_Extracted entries:_
═══

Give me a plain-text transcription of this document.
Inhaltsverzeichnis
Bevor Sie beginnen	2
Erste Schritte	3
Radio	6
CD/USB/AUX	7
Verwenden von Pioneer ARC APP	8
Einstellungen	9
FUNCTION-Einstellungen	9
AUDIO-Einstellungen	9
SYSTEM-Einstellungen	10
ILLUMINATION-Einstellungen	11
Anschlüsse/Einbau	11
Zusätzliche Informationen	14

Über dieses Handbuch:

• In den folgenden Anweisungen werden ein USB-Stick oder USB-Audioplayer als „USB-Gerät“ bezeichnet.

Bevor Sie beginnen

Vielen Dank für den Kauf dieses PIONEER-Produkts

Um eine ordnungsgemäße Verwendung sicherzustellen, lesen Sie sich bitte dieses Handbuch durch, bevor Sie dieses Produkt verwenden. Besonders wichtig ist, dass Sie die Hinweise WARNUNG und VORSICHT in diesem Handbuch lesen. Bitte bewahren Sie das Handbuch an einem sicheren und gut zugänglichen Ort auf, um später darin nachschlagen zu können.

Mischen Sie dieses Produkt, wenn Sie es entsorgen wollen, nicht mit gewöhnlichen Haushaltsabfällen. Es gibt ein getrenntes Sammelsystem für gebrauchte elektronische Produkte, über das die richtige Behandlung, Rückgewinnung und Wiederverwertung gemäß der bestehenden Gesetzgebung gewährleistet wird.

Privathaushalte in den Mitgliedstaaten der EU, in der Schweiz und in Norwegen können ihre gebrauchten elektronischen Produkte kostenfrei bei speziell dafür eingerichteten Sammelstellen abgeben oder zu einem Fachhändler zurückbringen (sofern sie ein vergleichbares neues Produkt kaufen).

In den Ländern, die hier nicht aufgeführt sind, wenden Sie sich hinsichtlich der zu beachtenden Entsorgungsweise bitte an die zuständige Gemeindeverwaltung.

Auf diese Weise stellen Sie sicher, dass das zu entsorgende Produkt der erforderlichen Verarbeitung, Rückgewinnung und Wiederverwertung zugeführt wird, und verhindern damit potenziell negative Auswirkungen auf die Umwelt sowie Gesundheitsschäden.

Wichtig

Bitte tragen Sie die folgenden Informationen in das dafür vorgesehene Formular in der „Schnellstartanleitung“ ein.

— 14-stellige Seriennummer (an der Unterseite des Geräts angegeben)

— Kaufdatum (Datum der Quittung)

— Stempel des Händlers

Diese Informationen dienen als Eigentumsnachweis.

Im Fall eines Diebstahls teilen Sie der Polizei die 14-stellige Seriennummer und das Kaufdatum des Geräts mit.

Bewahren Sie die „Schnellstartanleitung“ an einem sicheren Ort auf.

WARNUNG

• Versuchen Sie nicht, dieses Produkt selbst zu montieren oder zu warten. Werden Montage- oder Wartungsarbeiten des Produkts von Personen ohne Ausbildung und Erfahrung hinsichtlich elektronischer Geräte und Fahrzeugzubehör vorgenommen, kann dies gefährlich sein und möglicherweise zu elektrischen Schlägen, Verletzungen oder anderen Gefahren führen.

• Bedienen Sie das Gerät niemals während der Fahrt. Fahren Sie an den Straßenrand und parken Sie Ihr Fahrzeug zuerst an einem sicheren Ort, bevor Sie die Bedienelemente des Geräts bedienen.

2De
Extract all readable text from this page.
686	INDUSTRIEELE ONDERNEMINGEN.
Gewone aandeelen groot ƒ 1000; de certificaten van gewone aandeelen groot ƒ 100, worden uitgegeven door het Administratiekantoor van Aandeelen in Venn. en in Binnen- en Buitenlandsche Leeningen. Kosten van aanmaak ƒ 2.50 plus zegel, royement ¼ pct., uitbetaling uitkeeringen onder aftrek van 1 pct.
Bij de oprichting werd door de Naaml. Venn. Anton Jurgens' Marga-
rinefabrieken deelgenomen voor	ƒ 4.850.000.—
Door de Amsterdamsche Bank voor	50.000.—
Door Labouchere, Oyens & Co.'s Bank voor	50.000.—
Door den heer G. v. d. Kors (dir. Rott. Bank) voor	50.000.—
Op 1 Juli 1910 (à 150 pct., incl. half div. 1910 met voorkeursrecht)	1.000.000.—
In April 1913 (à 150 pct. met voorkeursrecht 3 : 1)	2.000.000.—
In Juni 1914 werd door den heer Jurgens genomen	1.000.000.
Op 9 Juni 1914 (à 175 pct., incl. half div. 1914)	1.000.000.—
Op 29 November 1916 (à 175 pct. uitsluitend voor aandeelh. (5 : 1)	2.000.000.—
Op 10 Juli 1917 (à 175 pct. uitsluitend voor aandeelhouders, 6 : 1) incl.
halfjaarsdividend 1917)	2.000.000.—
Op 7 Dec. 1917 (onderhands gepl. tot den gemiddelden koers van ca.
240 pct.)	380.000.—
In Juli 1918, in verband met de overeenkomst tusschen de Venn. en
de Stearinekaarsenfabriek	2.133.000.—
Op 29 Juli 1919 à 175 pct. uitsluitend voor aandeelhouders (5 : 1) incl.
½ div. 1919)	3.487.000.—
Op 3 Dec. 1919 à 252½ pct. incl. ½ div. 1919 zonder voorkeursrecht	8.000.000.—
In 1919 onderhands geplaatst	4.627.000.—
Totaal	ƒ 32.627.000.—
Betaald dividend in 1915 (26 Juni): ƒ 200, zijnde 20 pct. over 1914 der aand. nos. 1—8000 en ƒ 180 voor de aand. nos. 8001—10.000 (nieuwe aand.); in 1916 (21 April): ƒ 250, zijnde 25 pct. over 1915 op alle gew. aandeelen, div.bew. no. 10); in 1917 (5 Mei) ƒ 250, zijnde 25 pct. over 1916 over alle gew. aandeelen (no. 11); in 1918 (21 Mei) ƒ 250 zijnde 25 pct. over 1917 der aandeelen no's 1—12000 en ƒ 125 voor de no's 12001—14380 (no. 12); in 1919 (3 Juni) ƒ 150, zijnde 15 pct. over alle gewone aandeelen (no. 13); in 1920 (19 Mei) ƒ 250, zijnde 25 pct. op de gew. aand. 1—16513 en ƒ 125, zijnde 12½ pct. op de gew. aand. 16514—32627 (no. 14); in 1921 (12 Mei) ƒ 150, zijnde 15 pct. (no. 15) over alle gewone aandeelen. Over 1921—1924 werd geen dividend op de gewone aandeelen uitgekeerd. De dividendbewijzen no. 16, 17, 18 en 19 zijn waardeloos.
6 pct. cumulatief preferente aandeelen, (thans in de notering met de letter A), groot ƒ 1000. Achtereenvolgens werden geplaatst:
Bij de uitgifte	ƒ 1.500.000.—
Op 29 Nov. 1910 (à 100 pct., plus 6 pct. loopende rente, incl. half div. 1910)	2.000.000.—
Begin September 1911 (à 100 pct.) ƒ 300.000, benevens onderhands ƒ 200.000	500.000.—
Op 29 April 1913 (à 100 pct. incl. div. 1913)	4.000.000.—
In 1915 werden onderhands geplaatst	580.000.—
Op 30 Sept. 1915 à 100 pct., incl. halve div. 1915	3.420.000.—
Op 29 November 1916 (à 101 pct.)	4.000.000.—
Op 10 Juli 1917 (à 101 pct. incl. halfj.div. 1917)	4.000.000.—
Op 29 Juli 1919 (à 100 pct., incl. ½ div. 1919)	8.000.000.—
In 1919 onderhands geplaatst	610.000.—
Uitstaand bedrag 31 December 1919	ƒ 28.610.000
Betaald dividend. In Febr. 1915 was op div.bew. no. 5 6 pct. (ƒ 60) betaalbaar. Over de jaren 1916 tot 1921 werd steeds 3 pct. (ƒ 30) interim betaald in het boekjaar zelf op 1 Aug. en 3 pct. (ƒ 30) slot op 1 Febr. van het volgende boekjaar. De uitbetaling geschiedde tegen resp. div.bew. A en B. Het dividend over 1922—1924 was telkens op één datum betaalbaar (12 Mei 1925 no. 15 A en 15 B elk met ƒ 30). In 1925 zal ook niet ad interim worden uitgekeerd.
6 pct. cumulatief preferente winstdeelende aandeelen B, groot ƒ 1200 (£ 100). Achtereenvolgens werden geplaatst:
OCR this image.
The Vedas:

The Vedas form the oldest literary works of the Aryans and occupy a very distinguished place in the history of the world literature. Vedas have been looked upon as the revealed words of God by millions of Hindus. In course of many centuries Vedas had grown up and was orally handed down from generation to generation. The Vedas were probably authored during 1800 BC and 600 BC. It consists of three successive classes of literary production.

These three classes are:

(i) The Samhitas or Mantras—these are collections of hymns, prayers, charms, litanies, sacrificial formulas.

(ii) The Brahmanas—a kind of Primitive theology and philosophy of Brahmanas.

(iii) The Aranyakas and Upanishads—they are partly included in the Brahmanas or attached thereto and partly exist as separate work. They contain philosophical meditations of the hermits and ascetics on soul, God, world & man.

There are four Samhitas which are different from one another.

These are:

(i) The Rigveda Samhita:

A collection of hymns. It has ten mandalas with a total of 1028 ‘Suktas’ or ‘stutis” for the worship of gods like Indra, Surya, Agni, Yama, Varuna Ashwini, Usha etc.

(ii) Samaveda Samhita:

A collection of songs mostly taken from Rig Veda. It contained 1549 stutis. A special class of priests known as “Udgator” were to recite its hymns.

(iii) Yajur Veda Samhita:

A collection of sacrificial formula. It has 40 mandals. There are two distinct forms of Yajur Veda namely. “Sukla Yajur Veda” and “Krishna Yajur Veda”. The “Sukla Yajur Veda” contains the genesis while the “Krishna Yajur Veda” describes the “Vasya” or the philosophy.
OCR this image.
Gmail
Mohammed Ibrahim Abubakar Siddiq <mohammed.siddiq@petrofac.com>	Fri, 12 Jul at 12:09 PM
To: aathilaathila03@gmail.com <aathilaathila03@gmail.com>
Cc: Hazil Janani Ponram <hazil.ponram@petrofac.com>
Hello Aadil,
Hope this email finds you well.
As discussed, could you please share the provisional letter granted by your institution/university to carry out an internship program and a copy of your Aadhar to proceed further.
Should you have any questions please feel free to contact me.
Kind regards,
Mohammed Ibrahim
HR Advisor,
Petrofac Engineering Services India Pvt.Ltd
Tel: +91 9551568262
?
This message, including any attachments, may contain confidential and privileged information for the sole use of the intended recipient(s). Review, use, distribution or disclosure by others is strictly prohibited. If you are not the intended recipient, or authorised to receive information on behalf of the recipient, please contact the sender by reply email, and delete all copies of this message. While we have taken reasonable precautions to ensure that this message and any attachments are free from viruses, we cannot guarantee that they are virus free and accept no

═══

_Task directions:_
Look through the records and give only the number of lines where the string "beginnen" appears.

_Answer:_
2